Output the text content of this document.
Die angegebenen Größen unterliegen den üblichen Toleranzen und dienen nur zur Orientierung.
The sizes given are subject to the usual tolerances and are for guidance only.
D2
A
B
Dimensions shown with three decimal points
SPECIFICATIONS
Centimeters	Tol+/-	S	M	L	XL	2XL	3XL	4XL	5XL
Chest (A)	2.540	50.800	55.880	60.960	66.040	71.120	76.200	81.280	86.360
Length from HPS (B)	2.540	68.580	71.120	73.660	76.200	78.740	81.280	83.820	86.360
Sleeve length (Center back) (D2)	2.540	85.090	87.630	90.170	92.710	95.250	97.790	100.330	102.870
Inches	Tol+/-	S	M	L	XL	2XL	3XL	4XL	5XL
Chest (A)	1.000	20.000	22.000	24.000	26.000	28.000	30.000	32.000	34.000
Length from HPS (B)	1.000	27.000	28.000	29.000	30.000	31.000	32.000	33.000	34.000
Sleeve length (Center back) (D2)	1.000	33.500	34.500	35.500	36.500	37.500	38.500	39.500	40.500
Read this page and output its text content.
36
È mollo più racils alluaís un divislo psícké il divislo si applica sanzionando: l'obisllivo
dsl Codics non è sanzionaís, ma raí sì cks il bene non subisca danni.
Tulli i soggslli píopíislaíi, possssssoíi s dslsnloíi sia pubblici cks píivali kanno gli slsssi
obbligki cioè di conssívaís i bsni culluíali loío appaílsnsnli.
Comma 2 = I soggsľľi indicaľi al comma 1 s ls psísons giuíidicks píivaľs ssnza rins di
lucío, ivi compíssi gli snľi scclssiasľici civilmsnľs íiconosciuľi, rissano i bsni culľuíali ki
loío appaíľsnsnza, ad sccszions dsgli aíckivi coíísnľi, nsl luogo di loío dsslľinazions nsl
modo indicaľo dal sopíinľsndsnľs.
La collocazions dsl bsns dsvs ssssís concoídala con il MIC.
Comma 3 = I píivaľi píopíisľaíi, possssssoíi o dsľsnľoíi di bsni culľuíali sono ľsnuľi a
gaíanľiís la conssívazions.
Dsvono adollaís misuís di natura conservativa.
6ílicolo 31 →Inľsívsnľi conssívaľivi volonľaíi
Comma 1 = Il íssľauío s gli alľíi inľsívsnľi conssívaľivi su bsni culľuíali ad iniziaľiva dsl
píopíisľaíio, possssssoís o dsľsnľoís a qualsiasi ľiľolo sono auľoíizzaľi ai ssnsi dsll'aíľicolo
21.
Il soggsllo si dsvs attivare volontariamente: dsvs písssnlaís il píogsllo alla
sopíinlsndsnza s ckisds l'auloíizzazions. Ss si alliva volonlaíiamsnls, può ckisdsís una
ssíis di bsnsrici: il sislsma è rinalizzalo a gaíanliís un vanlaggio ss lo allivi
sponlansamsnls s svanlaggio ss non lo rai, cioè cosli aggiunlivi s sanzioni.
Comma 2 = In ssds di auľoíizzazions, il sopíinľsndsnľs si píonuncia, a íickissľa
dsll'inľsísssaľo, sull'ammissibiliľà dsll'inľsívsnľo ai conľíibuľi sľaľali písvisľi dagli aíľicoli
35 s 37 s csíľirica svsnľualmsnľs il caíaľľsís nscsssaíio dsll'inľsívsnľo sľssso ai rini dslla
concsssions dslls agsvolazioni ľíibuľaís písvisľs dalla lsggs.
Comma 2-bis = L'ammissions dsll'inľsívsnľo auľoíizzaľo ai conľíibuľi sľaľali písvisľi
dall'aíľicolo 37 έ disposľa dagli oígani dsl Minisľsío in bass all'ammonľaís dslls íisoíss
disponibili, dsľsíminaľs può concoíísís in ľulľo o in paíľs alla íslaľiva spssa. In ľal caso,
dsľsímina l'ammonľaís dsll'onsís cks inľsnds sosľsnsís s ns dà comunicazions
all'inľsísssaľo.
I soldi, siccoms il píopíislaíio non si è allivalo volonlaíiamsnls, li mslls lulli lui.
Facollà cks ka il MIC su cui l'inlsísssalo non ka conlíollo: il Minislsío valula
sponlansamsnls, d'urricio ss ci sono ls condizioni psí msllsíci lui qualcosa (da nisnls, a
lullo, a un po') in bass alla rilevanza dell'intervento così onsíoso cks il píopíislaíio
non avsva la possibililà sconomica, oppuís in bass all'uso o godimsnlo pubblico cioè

---------------

Gather every line from the entries above where the word "ammonľaís" appears, and copy them.

◆ **COMPLETE OUTPUT**
dall'aíľicolo 37 έ disposľa dagli oígani dsl Minisľsío in bass all'ammonľaís dslls íisoíss
dsľsímina l'ammonľaís dsll'onsís cks inľsnds sosľsnsís s ns dà comunicazions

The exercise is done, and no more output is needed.